The records that follow are to be repeated exactly, with the pictures removed.

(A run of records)
- - -

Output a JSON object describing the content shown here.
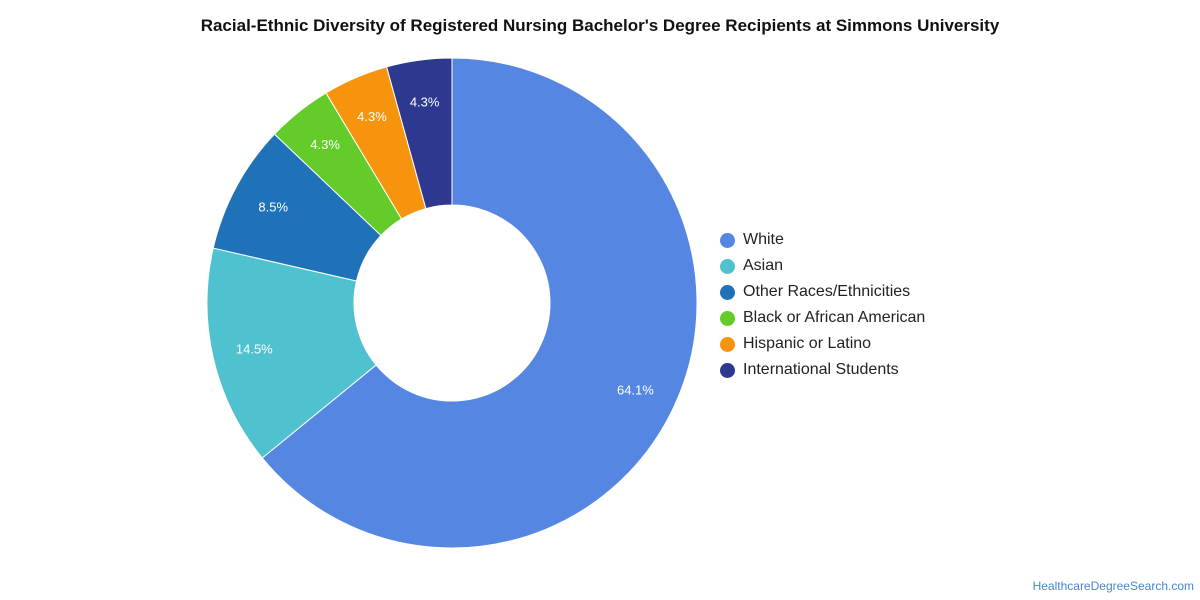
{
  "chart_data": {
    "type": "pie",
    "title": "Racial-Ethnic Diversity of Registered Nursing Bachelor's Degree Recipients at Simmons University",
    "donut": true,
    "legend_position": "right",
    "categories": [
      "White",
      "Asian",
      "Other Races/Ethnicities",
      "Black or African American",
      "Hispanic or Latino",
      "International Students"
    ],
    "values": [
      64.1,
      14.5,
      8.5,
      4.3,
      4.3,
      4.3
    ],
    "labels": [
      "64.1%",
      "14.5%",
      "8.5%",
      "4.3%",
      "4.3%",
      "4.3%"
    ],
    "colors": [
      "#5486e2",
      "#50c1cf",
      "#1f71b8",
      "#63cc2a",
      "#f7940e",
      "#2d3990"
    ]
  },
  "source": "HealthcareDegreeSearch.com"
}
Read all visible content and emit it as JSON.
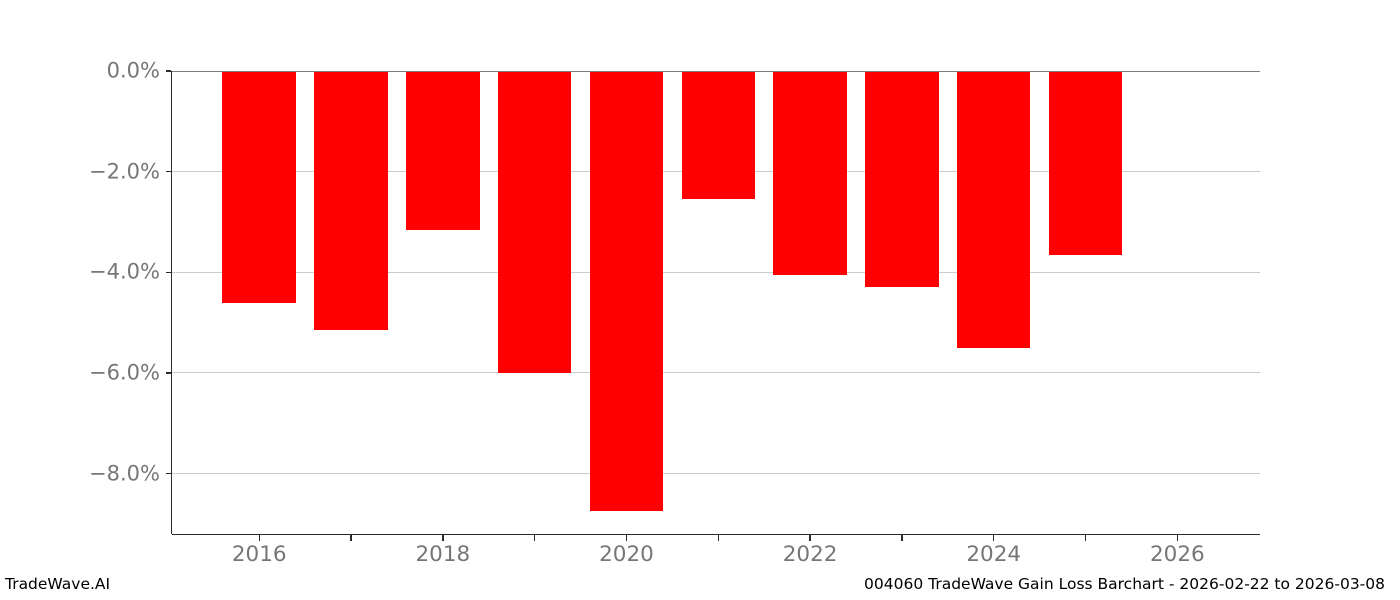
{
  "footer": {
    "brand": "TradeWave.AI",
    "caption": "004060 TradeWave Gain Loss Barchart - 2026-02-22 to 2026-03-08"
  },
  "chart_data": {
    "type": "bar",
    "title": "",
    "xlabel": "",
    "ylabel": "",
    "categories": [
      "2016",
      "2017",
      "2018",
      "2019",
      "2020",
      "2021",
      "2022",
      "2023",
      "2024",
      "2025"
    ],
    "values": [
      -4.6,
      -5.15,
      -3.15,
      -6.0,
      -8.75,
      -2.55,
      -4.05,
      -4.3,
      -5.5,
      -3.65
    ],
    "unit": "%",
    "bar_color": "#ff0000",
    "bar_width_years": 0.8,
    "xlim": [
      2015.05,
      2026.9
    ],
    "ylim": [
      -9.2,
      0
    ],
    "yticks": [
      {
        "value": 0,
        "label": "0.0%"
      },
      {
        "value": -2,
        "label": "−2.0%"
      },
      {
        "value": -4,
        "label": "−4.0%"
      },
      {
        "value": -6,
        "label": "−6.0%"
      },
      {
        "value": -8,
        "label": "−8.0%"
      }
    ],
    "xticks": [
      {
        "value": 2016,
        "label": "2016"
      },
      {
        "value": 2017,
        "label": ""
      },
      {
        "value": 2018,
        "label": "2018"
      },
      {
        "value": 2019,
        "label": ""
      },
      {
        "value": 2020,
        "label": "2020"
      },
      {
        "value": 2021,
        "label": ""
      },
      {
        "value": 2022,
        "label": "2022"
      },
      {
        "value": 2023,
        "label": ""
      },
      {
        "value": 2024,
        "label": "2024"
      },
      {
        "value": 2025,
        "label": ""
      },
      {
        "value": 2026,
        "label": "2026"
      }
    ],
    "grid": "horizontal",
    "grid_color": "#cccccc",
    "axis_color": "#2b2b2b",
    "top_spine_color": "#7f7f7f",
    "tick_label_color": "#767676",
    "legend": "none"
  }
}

- - -

WRITTEN SOLUTION:
Output a JSON object describing the content shown here.
{
  "chart_data": {
    "type": "pie",
    "title": "Racial-Ethnic Diversity of Registered Nursing Bachelor's Degree Recipients at Simmons University",
    "donut": true,
    "legend_position": "right",
    "categories": [
      "White",
      "Asian",
      "Other Races/Ethnicities",
      "Black or African American",
      "Hispanic or Latino",
      "International Students"
    ],
    "values": [
      64.1,
      14.5,
      8.5,
      4.3,
      4.3,
      4.3
    ],
    "labels": [
      "64.1%",
      "14.5%",
      "8.5%",
      "4.3%",
      "4.3%",
      "4.3%"
    ],
    "colors": [
      "#5486e2",
      "#50c1cf",
      "#1f71b8",
      "#63cc2a",
      "#f7940e",
      "#2d3990"
    ]
  },
  "source": "HealthcareDegreeSearch.com"
}
Read all visible content and emit it as JSON.
{
  "footer": {
    "brand": "TradeWave.AI",
    "caption": "004060 TradeWave Gain Loss Barchart - 2026-02-22 to 2026-03-08"
  },
  "chart_data": {
    "type": "bar",
    "title": "",
    "xlabel": "",
    "ylabel": "",
    "categories": [
      "2016",
      "2017",
      "2018",
      "2019",
      "2020",
      "2021",
      "2022",
      "2023",
      "2024",
      "2025"
    ],
    "values": [
      -4.6,
      -5.15,
      -3.15,
      -6.0,
      -8.75,
      -2.55,
      -4.05,
      -4.3,
      -5.5,
      -3.65
    ],
    "unit": "%",
    "bar_color": "#ff0000",
    "bar_width_years": 0.8,
    "xlim": [
      2015.05,
      2026.9
    ],
    "ylim": [
      -9.2,
      0
    ],
    "yticks": [
      {
        "value": 0,
        "label": "0.0%"
      },
      {
        "value": -2,
        "label": "−2.0%"
      },
      {
        "value": -4,
        "label": "−4.0%"
      },
      {
        "value": -6,
        "label": "−6.0%"
      },
      {
        "value": -8,
        "label": "−8.0%"
      }
    ],
    "xticks": [
      {
        "value": 2016,
        "label": "2016"
      },
      {
        "value": 2017,
        "label": ""
      },
      {
        "value": 2018,
        "label": "2018"
      },
      {
        "value": 2019,
        "label": ""
      },
      {
        "value": 2020,
        "label": "2020"
      },
      {
        "value": 2021,
        "label": ""
      },
      {
        "value": 2022,
        "label": "2022"
      },
      {
        "value": 2023,
        "label": ""
      },
      {
        "value": 2024,
        "label": "2024"
      },
      {
        "value": 2025,
        "label": ""
      },
      {
        "value": 2026,
        "label": "2026"
      }
    ],
    "grid": "horizontal",
    "grid_color": "#cccccc",
    "axis_color": "#2b2b2b",
    "top_spine_color": "#7f7f7f",
    "tick_label_color": "#767676",
    "legend": "none"
  }
}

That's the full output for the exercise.